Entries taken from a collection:
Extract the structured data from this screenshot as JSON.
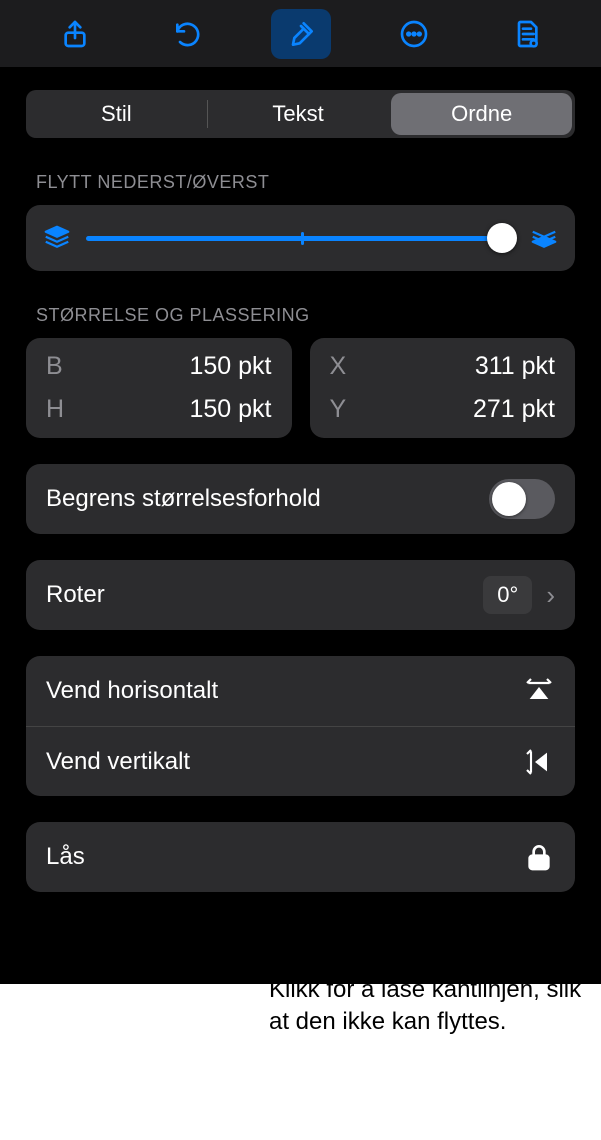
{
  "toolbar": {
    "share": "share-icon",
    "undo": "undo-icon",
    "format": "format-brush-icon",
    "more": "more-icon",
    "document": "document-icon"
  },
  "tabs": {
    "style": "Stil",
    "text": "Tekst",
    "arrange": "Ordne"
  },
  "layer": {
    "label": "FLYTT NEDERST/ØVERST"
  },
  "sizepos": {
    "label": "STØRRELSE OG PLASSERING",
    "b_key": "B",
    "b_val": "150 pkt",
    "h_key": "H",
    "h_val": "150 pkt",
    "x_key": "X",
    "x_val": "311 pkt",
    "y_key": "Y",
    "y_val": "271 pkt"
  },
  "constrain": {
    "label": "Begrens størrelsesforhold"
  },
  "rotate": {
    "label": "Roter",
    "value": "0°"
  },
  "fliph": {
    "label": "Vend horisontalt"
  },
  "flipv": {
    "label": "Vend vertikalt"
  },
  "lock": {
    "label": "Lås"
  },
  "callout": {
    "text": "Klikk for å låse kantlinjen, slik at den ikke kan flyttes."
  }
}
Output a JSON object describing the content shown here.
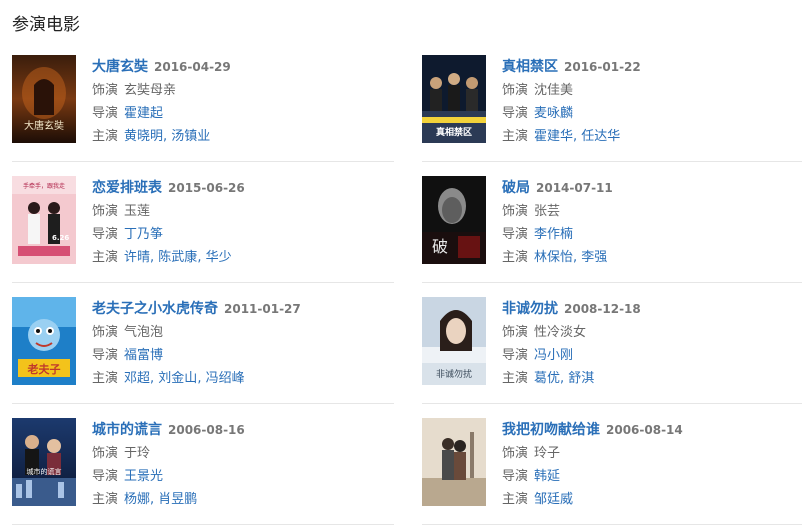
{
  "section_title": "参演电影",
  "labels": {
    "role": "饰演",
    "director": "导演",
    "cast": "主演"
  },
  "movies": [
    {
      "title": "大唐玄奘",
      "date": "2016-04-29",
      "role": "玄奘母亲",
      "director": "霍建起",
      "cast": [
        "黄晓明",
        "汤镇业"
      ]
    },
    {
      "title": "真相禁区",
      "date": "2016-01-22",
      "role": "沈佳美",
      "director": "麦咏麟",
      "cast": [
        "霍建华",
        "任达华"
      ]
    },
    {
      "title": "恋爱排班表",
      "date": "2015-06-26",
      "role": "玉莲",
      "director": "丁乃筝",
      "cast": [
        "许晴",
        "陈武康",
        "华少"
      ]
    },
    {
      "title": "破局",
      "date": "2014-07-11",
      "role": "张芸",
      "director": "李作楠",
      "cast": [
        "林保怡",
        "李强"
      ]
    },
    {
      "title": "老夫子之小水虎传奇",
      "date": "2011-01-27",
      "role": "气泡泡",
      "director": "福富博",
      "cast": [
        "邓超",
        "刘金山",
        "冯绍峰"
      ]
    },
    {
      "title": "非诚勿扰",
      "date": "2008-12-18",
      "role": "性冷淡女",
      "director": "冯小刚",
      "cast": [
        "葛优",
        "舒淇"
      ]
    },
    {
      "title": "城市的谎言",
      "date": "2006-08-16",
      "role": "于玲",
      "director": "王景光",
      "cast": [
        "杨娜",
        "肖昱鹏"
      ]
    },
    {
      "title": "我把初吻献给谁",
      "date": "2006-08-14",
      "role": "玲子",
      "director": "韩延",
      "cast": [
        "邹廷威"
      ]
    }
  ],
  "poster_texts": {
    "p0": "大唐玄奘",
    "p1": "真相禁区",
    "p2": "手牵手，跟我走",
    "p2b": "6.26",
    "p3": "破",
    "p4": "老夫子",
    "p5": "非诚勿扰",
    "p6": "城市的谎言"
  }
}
==
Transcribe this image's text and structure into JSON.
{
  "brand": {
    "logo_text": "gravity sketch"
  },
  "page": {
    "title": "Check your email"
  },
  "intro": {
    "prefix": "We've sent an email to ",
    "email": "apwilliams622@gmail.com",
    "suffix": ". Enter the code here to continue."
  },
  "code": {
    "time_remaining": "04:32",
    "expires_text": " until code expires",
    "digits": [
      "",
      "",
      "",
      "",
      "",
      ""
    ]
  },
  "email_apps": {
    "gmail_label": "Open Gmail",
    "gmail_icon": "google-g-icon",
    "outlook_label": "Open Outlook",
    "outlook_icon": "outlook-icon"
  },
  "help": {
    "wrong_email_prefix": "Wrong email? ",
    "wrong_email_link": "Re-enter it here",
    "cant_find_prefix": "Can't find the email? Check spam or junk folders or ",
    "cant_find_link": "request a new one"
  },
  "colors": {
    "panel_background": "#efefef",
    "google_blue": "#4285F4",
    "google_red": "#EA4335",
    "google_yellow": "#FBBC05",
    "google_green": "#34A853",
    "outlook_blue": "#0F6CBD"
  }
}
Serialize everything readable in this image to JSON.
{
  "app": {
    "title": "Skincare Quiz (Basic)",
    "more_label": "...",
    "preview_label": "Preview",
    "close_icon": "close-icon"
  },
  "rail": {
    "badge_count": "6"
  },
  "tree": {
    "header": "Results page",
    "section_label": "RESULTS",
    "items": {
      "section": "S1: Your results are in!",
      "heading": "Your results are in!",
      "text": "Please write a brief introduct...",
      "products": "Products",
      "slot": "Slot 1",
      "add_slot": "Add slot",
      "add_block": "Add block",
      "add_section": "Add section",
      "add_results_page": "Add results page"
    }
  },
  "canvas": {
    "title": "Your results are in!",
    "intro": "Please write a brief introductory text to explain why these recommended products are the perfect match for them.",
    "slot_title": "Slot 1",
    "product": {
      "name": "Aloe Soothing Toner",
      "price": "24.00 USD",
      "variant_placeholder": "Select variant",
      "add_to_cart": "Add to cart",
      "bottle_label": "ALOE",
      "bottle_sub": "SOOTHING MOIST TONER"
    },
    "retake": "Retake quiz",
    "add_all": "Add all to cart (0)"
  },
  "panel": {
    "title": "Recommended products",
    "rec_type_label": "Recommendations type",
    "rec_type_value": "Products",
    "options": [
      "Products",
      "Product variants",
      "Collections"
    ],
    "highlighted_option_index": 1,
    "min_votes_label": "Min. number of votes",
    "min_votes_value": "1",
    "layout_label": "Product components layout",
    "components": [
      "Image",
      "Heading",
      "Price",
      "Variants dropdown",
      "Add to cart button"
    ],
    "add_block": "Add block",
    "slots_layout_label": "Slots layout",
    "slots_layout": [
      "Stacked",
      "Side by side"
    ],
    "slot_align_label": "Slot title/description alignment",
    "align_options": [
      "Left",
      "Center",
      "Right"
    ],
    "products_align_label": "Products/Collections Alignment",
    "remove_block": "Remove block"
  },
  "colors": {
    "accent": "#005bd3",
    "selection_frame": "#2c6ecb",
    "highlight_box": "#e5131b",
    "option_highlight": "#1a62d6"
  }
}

Work to do: Among the lines of the data, identify those with the word "JSON". Copy each of them.

In response:
Extract the structured data from this screenshot as JSON.
Output a JSON object describing the content shown here.
Transcribe this image's text and structure into JSON.
Serialize everything readable in this image to JSON.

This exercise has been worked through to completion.